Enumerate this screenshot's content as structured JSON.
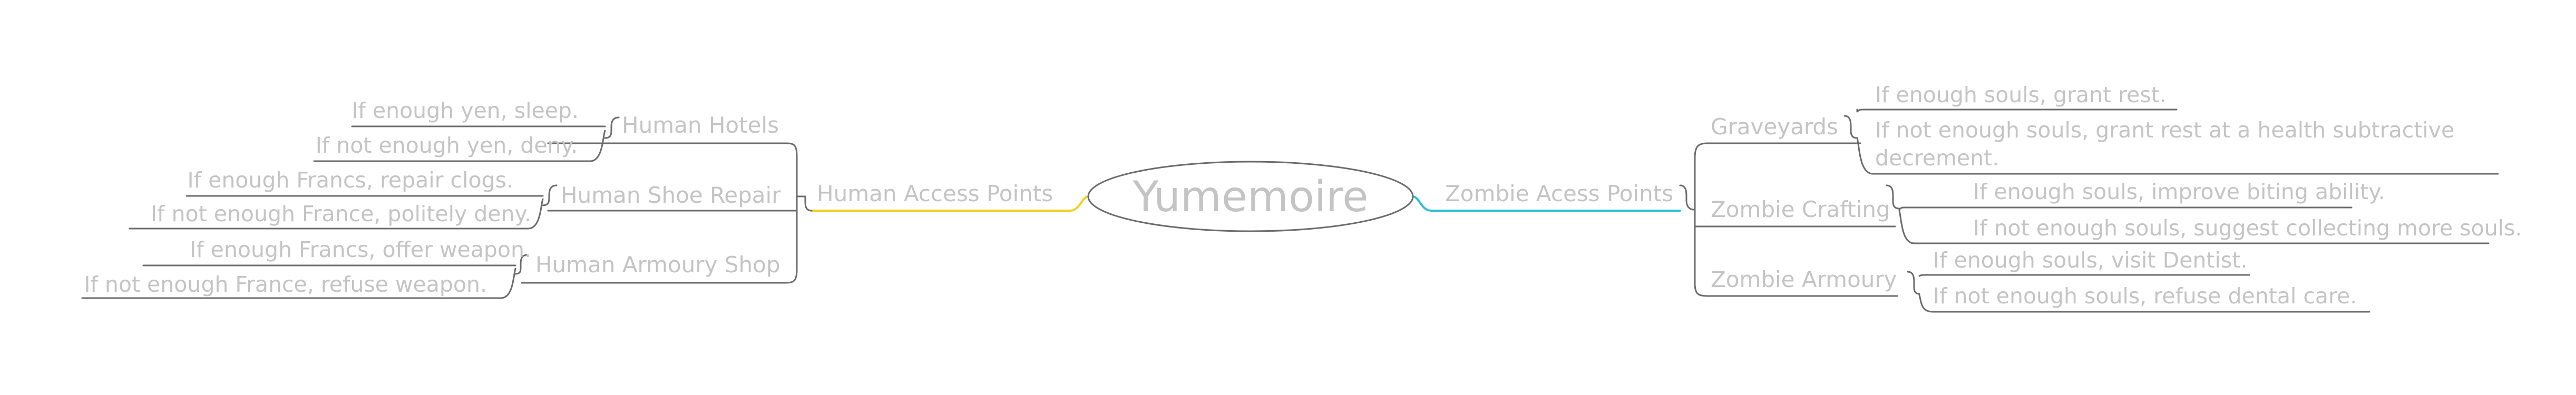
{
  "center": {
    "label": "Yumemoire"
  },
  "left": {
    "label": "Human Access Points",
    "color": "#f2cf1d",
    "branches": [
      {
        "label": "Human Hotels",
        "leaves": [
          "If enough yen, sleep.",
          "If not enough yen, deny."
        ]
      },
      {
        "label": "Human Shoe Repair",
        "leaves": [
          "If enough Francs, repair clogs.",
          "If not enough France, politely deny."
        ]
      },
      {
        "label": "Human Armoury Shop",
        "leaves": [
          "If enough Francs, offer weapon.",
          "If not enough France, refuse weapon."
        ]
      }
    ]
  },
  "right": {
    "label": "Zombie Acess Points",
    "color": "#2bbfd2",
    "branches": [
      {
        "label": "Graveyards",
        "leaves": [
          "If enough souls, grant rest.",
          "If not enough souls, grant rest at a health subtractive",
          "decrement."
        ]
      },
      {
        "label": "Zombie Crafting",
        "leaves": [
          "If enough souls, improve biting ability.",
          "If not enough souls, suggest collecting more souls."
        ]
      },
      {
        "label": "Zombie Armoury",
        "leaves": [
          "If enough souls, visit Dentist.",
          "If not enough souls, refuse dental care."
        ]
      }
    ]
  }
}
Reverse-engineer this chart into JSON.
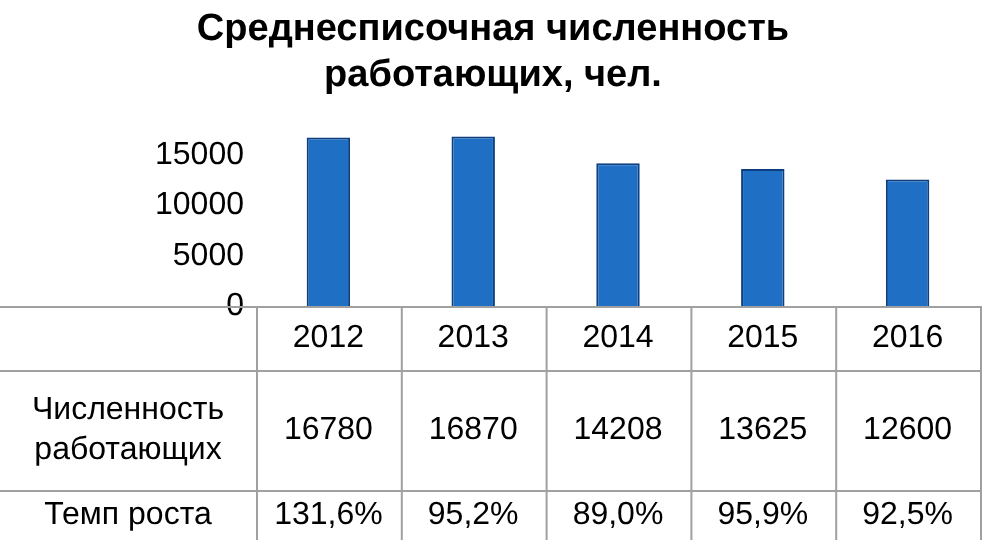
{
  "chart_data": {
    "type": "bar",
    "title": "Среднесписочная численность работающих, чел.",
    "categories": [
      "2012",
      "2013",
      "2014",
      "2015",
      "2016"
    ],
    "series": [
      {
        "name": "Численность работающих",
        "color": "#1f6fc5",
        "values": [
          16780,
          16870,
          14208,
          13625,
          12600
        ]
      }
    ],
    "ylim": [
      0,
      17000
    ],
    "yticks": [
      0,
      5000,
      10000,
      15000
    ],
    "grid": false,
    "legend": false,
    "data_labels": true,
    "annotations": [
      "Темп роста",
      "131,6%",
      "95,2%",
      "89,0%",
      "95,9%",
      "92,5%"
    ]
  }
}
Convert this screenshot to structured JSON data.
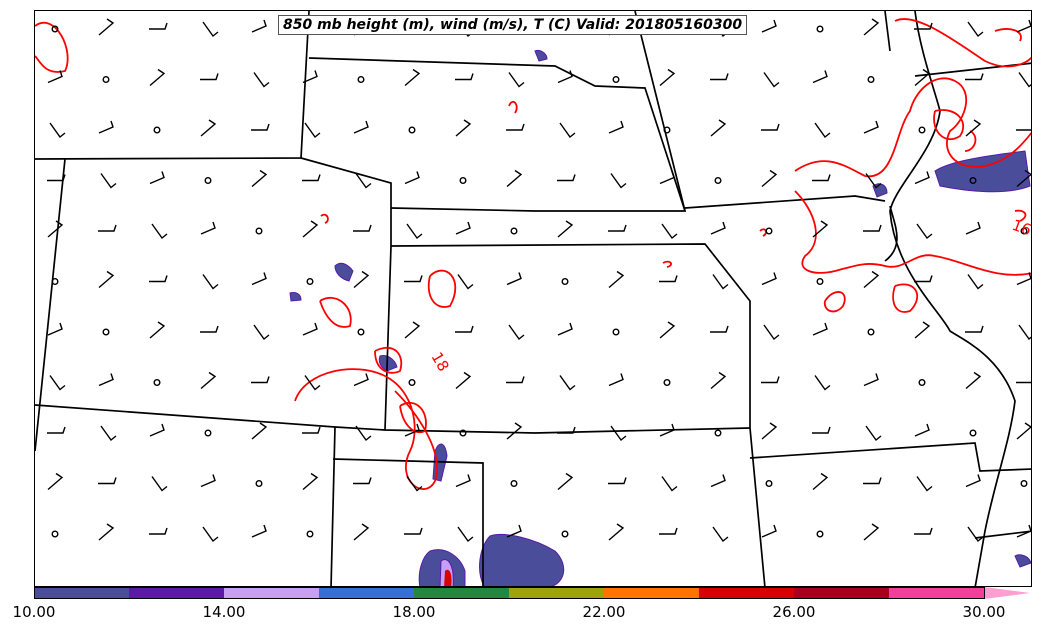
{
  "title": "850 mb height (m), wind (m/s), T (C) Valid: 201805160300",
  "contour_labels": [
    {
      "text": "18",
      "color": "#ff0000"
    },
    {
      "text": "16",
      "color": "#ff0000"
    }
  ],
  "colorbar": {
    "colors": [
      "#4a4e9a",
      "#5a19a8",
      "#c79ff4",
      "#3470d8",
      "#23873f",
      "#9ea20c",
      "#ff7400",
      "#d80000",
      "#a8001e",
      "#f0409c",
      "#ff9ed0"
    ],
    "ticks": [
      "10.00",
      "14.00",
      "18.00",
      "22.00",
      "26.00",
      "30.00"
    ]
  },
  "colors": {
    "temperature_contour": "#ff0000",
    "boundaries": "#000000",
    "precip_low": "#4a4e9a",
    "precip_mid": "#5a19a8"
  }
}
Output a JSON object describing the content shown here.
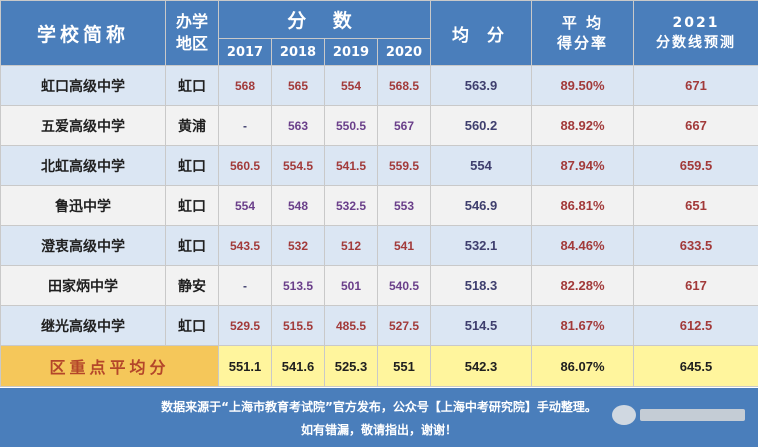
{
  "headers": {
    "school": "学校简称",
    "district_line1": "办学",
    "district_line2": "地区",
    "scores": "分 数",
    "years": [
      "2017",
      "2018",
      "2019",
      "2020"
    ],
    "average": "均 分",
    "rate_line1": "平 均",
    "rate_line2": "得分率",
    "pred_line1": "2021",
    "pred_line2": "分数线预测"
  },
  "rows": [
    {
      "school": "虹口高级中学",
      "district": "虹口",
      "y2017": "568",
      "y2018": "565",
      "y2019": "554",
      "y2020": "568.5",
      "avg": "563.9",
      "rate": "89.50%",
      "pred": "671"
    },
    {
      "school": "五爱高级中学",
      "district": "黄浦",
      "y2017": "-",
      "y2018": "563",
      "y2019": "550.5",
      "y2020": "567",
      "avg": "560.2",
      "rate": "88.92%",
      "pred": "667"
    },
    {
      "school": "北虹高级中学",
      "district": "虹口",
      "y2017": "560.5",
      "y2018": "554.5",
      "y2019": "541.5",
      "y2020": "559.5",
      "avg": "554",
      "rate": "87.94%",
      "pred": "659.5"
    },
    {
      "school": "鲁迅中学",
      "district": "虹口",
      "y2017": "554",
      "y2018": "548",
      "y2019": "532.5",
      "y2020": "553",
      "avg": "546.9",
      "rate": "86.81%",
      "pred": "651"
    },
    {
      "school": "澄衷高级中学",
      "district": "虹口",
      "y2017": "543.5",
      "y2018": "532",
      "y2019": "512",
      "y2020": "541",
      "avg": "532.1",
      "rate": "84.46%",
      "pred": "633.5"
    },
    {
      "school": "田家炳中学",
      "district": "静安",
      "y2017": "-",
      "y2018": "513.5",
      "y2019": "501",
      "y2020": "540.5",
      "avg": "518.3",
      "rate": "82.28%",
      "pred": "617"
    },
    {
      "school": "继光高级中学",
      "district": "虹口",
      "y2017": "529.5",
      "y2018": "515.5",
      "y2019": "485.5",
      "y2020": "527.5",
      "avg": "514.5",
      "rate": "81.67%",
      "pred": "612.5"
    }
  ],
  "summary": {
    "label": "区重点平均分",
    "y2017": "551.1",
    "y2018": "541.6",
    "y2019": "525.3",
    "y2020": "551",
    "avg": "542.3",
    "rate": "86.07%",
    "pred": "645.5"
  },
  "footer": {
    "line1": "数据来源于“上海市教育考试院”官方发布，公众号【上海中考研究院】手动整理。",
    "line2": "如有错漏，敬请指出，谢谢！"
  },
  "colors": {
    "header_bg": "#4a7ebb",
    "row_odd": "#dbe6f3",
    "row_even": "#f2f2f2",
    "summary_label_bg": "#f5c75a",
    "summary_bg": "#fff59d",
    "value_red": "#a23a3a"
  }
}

□ □ □ □ □ □ □

__What is required__: Output every entry verbatim. Pictures do not belong in the copy.

__Output of the task__:
Enumerate this screenshot's content as structured JSON.
{
  "center": {
    "label": "Yumemoire"
  },
  "left": {
    "label": "Human Access Points",
    "color": "#f2cf1d",
    "branches": [
      {
        "label": "Human Hotels",
        "leaves": [
          "If enough yen, sleep.",
          "If not enough yen, deny."
        ]
      },
      {
        "label": "Human Shoe Repair",
        "leaves": [
          "If enough Francs, repair clogs.",
          "If not enough France, politely deny."
        ]
      },
      {
        "label": "Human Armoury Shop",
        "leaves": [
          "If enough Francs, offer weapon.",
          "If not enough France, refuse weapon."
        ]
      }
    ]
  },
  "right": {
    "label": "Zombie Acess Points",
    "color": "#2bbfd2",
    "branches": [
      {
        "label": "Graveyards",
        "leaves": [
          "If enough souls, grant rest.",
          "If not enough souls, grant rest at a health subtractive",
          "decrement."
        ]
      },
      {
        "label": "Zombie Crafting",
        "leaves": [
          "If enough souls, improve biting ability.",
          "If not enough souls, suggest collecting more souls."
        ]
      },
      {
        "label": "Zombie Armoury",
        "leaves": [
          "If enough souls, visit Dentist.",
          "If not enough souls, refuse dental care."
        ]
      }
    ]
  }
}
Reverse-engineer this chart into JSON.
{
  "chart_data": {
    "type": "bar",
    "title": "Среднесписочная численность работающих, чел.",
    "categories": [
      "2012",
      "2013",
      "2014",
      "2015",
      "2016"
    ],
    "series": [
      {
        "name": "Численность работающих",
        "color": "#1f6fc5",
        "values": [
          16780,
          16870,
          14208,
          13625,
          12600
        ]
      }
    ],
    "ylim": [
      0,
      17000
    ],
    "yticks": [
      0,
      5000,
      10000,
      15000
    ],
    "grid": false,
    "legend": false,
    "data_labels": true,
    "annotations": [
      "Темп роста",
      "131,6%",
      "95,2%",
      "89,0%",
      "95,9%",
      "92,5%"
    ]
  }
}
Convert this screenshot to structured JSON data.
{
  "title": "850 mb height (m), wind (m/s), T (C) Valid: 201805160300",
  "contour_labels": [
    {
      "text": "18",
      "color": "#ff0000"
    },
    {
      "text": "16",
      "color": "#ff0000"
    }
  ],
  "colorbar": {
    "colors": [
      "#4a4e9a",
      "#5a19a8",
      "#c79ff4",
      "#3470d8",
      "#23873f",
      "#9ea20c",
      "#ff7400",
      "#d80000",
      "#a8001e",
      "#f0409c",
      "#ff9ed0"
    ],
    "ticks": [
      "10.00",
      "14.00",
      "18.00",
      "22.00",
      "26.00",
      "30.00"
    ]
  },
  "colors": {
    "temperature_contour": "#ff0000",
    "boundaries": "#000000",
    "precip_low": "#4a4e9a",
    "precip_mid": "#5a19a8"
  }
}
Output a JSON object describing the content shown here.
{
  "headers": {
    "school": "学校简称",
    "district_line1": "办学",
    "district_line2": "地区",
    "scores": "分 数",
    "years": [
      "2017",
      "2018",
      "2019",
      "2020"
    ],
    "average": "均 分",
    "rate_line1": "平 均",
    "rate_line2": "得分率",
    "pred_line1": "2021",
    "pred_line2": "分数线预测"
  },
  "rows": [
    {
      "school": "虹口高级中学",
      "district": "虹口",
      "y2017": "568",
      "y2018": "565",
      "y2019": "554",
      "y2020": "568.5",
      "avg": "563.9",
      "rate": "89.50%",
      "pred": "671"
    },
    {
      "school": "五爱高级中学",
      "district": "黄浦",
      "y2017": "-",
      "y2018": "563",
      "y2019": "550.5",
      "y2020": "567",
      "avg": "560.2",
      "rate": "88.92%",
      "pred": "667"
    },
    {
      "school": "北虹高级中学",
      "district": "虹口",
      "y2017": "560.5",
      "y2018": "554.5",
      "y2019": "541.5",
      "y2020": "559.5",
      "avg": "554",
      "rate": "87.94%",
      "pred": "659.5"
    },
    {
      "school": "鲁迅中学",
      "district": "虹口",
      "y2017": "554",
      "y2018": "548",
      "y2019": "532.5",
      "y2020": "553",
      "avg": "546.9",
      "rate": "86.81%",
      "pred": "651"
    },
    {
      "school": "澄衷高级中学",
      "district": "虹口",
      "y2017": "543.5",
      "y2018": "532",
      "y2019": "512",
      "y2020": "541",
      "avg": "532.1",
      "rate": "84.46%",
      "pred": "633.5"
    },
    {
      "school": "田家炳中学",
      "district": "静安",
      "y2017": "-",
      "y2018": "513.5",
      "y2019": "501",
      "y2020": "540.5",
      "avg": "518.3",
      "rate": "82.28%",
      "pred": "617"
    },
    {
      "school": "继光高级中学",
      "district": "虹口",
      "y2017": "529.5",
      "y2018": "515.5",
      "y2019": "485.5",
      "y2020": "527.5",
      "avg": "514.5",
      "rate": "81.67%",
      "pred": "612.5"
    }
  ],
  "summary": {
    "label": "区重点平均分",
    "y2017": "551.1",
    "y2018": "541.6",
    "y2019": "525.3",
    "y2020": "551",
    "avg": "542.3",
    "rate": "86.07%",
    "pred": "645.5"
  },
  "footer": {
    "line1": "数据来源于“上海市教育考试院”官方发布，公众号【上海中考研究院】手动整理。",
    "line2": "如有错漏，敬请指出，谢谢！"
  },
  "colors": {
    "header_bg": "#4a7ebb",
    "row_odd": "#dbe6f3",
    "row_even": "#f2f2f2",
    "summary_label_bg": "#f5c75a",
    "summary_bg": "#fff59d",
    "value_red": "#a23a3a"
  }
}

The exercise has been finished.